Entries with figure data:
══════

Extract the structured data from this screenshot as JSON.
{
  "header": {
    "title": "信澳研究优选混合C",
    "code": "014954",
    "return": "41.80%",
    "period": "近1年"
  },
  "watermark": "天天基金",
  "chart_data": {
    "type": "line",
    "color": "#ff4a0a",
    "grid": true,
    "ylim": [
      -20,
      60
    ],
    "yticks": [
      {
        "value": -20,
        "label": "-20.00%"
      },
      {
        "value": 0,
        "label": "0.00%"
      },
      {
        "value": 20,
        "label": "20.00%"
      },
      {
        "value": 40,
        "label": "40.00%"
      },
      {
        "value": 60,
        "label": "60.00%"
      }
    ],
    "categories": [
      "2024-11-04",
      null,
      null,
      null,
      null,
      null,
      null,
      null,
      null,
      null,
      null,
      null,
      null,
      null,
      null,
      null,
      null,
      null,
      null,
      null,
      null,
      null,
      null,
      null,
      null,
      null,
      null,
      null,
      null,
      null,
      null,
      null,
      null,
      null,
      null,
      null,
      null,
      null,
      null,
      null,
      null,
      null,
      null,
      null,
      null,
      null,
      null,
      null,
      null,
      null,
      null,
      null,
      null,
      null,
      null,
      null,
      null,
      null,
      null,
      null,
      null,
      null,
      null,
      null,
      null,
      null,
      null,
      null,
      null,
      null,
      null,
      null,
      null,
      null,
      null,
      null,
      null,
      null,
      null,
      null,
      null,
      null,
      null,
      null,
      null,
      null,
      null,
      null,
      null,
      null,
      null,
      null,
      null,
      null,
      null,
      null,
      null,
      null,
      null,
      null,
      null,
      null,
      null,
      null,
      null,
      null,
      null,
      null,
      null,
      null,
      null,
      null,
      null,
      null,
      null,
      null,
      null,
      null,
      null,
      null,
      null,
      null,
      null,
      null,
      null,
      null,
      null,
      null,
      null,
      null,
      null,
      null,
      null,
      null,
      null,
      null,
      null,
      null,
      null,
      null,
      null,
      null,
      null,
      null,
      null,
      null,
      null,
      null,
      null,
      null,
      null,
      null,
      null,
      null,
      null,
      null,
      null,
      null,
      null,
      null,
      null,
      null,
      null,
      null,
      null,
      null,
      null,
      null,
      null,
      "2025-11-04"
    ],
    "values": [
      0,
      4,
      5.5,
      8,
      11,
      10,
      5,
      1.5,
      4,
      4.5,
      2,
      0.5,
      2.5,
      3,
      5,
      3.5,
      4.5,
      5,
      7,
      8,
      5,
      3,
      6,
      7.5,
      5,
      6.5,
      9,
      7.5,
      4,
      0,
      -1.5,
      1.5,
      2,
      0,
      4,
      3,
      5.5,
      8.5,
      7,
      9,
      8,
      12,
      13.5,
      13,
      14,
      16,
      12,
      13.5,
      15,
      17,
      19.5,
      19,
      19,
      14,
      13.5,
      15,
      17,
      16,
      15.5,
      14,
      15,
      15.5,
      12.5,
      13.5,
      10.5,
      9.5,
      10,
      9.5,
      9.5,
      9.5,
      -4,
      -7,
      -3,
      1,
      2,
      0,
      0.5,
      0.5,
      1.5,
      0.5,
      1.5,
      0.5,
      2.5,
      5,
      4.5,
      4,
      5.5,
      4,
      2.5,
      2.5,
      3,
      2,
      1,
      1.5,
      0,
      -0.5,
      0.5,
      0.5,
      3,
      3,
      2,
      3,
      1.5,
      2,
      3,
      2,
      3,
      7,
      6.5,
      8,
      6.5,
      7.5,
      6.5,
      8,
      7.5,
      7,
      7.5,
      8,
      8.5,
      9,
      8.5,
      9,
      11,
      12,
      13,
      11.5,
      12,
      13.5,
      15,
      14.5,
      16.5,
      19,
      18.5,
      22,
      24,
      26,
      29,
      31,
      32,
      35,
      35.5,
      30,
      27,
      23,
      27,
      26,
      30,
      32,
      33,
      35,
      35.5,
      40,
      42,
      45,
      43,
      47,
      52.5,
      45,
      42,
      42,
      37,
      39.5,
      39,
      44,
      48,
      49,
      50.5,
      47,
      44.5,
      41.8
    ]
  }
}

══════

SET EXERCISE: Check each line of the data above for the word "label", then state how many lines have it. Give the number alone.

RESPONSE TO THIS TASK: 5